What is expected
Transcribe exactly the lines from the one containing "Output a JSON" through the end of the data, both included. Leave out pictures.

============

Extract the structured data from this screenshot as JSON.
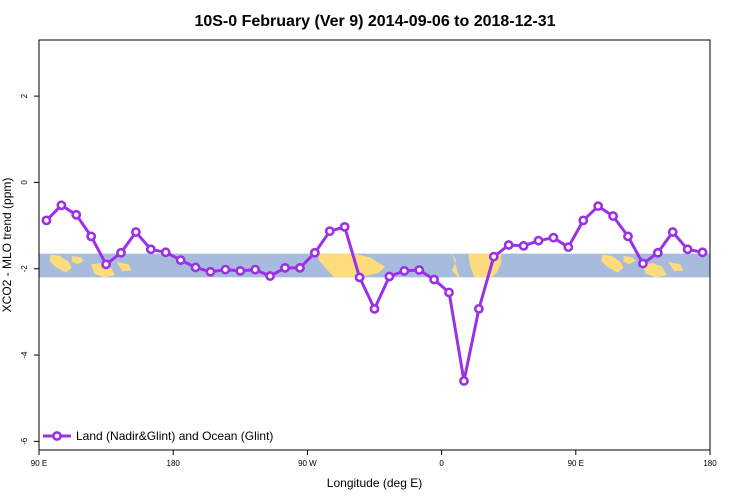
{
  "chart_data": {
    "type": "line",
    "title": "10S-0 February (Ver 9)   2014-09-06 to 2018-12-31",
    "xlabel": "Longitude (deg E)",
    "ylabel": "XCO2 - MLO trend (ppm)",
    "xlim": [
      90,
      540
    ],
    "ylim": [
      -6.2,
      3.3
    ],
    "x_ticks": [
      {
        "value": 90,
        "label": "90 E"
      },
      {
        "value": 180,
        "label": "180"
      },
      {
        "value": 270,
        "label": "90 W"
      },
      {
        "value": 360,
        "label": "0"
      },
      {
        "value": 450,
        "label": "90 E"
      },
      {
        "value": 540,
        "label": "180"
      }
    ],
    "y_ticks": [
      {
        "value": 2,
        "label": "2"
      },
      {
        "value": 0,
        "label": "0"
      },
      {
        "value": -2,
        "label": "-2"
      },
      {
        "value": -4,
        "label": "-4"
      },
      {
        "value": -6,
        "label": "-6"
      }
    ],
    "background_map_band": {
      "y_range": [
        -2.2,
        -1.65
      ],
      "ocean_color": "#a7bcdc",
      "land_color": "#fedb7c"
    },
    "legend": {
      "placement": "bottom-left",
      "entries": [
        "Land (Nadir&Glint) and Ocean (Glint)"
      ]
    },
    "series": [
      {
        "name": "Land (Nadir&Glint) and Ocean (Glint)",
        "color": "#9b30e6",
        "x": [
          95,
          105,
          115,
          125,
          135,
          145,
          155,
          165,
          175,
          185,
          195,
          205,
          215,
          225,
          235,
          245,
          255,
          265,
          275,
          285,
          295,
          305,
          315,
          325,
          335,
          345,
          355,
          365,
          375,
          385,
          395,
          405,
          415,
          425,
          435,
          445,
          455,
          465,
          475,
          485,
          495,
          505,
          515,
          525,
          535
        ],
        "y": [
          -0.88,
          -0.53,
          -0.75,
          -1.25,
          -1.9,
          -1.63,
          -1.15,
          -1.55,
          -1.62,
          -1.8,
          -1.97,
          -2.07,
          -2.02,
          -2.05,
          -2.02,
          -2.17,
          -1.98,
          -1.98,
          -1.63,
          -1.13,
          -1.03,
          -2.2,
          -2.93,
          -2.18,
          -2.05,
          -2.03,
          -2.25,
          -2.55,
          -4.6,
          -2.93,
          -1.72,
          -1.45,
          -1.47,
          -1.35,
          -1.28,
          -1.5,
          -0.88,
          -0.55,
          -0.78,
          -1.25,
          -1.88,
          -1.63,
          -1.15,
          -1.55,
          -1.62
        ]
      }
    ]
  }
}
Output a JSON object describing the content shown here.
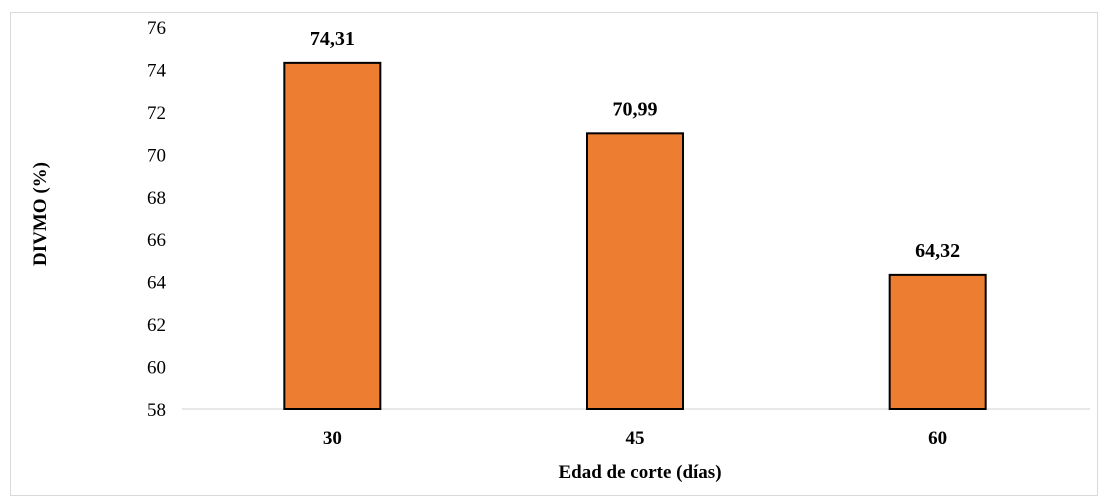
{
  "chart_data": {
    "type": "bar",
    "categories": [
      "30",
      "45",
      "60"
    ],
    "values": [
      74.31,
      70.99,
      64.32
    ],
    "data_labels": [
      "74,31",
      "70,99",
      "64,32"
    ],
    "xlabel": "Edad de corte (días)",
    "ylabel": "DIVMO (%)",
    "ylim": [
      58,
      76
    ],
    "yticks": [
      "58",
      "60",
      "62",
      "64",
      "66",
      "68",
      "70",
      "72",
      "74",
      "76"
    ],
    "grid": false,
    "bar_color": "#ED7D31",
    "bar_border_color": "#000000"
  }
}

============

Finished task
Output a JSON object describing the content shown here.
{
  "chart_data": {
    "type": "bar",
    "categories": [
      "30",
      "45",
      "60"
    ],
    "values": [
      74.31,
      70.99,
      64.32
    ],
    "data_labels": [
      "74,31",
      "70,99",
      "64,32"
    ],
    "xlabel": "Edad de corte (días)",
    "ylabel": "DIVMO (%)",
    "ylim": [
      58,
      76
    ],
    "yticks": [
      "58",
      "60",
      "62",
      "64",
      "66",
      "68",
      "70",
      "72",
      "74",
      "76"
    ],
    "grid": false,
    "bar_color": "#ED7D31",
    "bar_border_color": "#000000"
  }
}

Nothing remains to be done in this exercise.